Task description - Images appear in the records below; leave them out and repeat everything else exactly.

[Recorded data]
┄┄┄┄┄┄┄┄┄┄
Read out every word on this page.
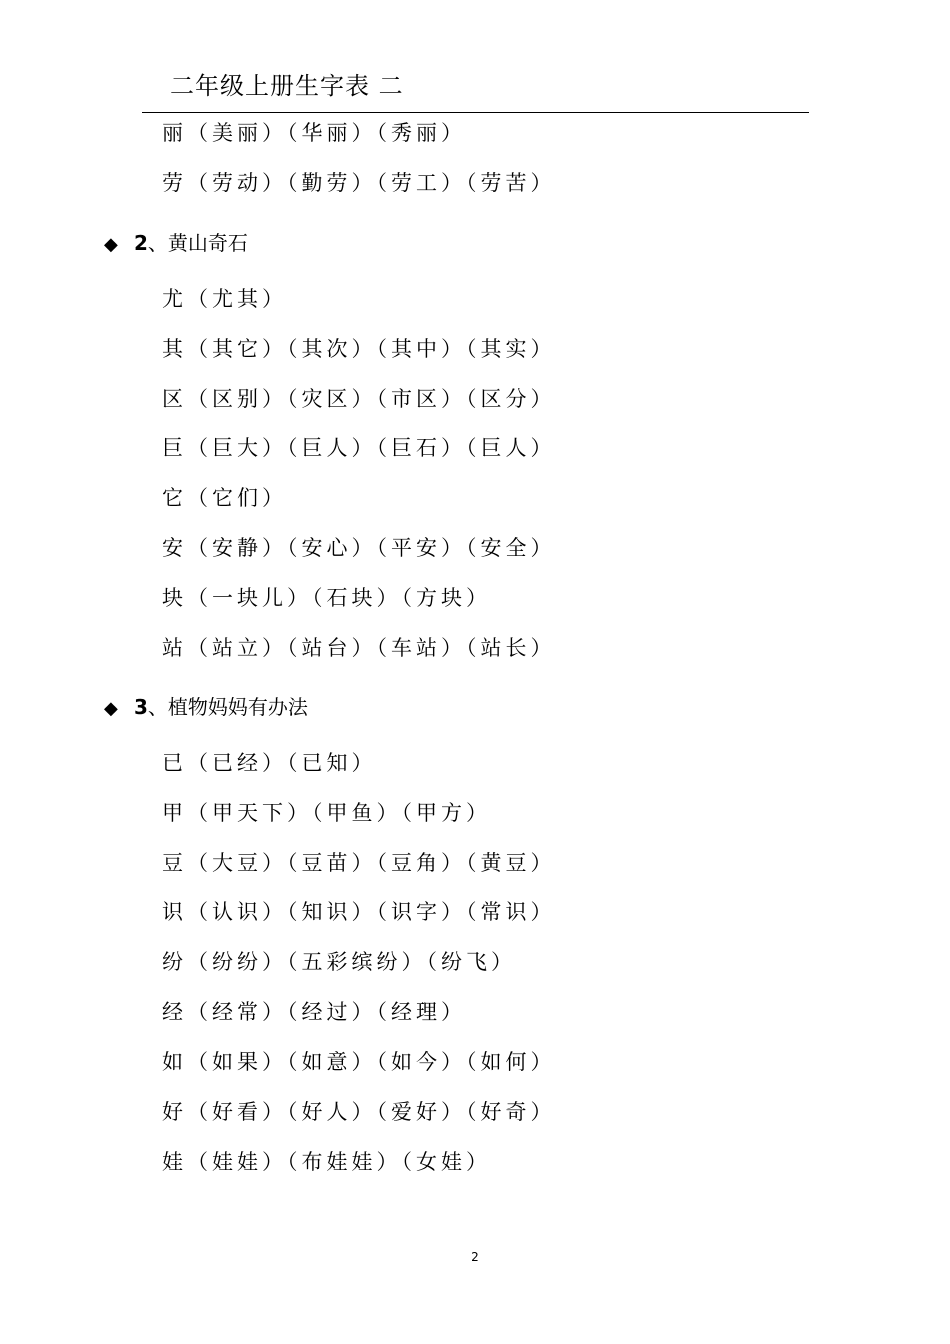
二年级上册生字表 二
丽（美丽）（华丽）（秀丽）
劳（劳动）（勤劳）（劳工）（劳苦）
◆ 2、黄山奇石
尤（尤其）
其（其它）（其次）（其中）（其实）
区（区别）（灾区）（市区）（区分）
巨（巨大）（巨人）（巨石）（巨人）
它（它们）
安（安静）（安心）（平安）（安全）
块（一块儿）（石块）（方块）
站（站立）（站台）（车站）（站长）
◆ 3、植物妈妈有办法
已（已经）（已知）
甲（甲天下）（甲鱼）（甲方）
豆（大豆）（豆苗）（豆角）（黄豆）
识（认识）（知识）（识字）（常识）
纷（纷纷）（五彩缤纷）（纷飞）
经（经常）（经过）（经理）
如（如果）（如意）（如今）（如何）
好（好看）（好人）（爱好）（好奇）
娃（娃娃）（布娃娃）（女娃）
2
┄┄┄┄┄┄┄┄┄┄
Worked answer -
Read out every word on this page.
二年级上册生字表 二
丽（美丽）（华丽）（秀丽）
劳（劳动）（勤劳）（劳工）（劳苦）
◆ 2、黄山奇石
尤（尤其）
其（其它）（其次）（其中）（其实）
区（区别）（灾区）（市区）（区分）
巨（巨大）（巨人）（巨石）（巨人）
它（它们）
安（安静）（安心）（平安）（安全）
块（一块儿）（石块）（方块）
站（站立）（站台）（车站）（站长）
◆ 3、植物妈妈有办法
已（已经）（已知）
甲（甲天下）（甲鱼）（甲方）
豆（大豆）（豆苗）（豆角）（黄豆）
识（认识）（知识）（识字）（常识）
纷（纷纷）（五彩缤纷）（纷飞）
经（经常）（经过）（经理）
如（如果）（如意）（如今）（如何）
好（好看）（好人）（爱好）（好奇）
娃（娃娃）（布娃娃）（女娃）
2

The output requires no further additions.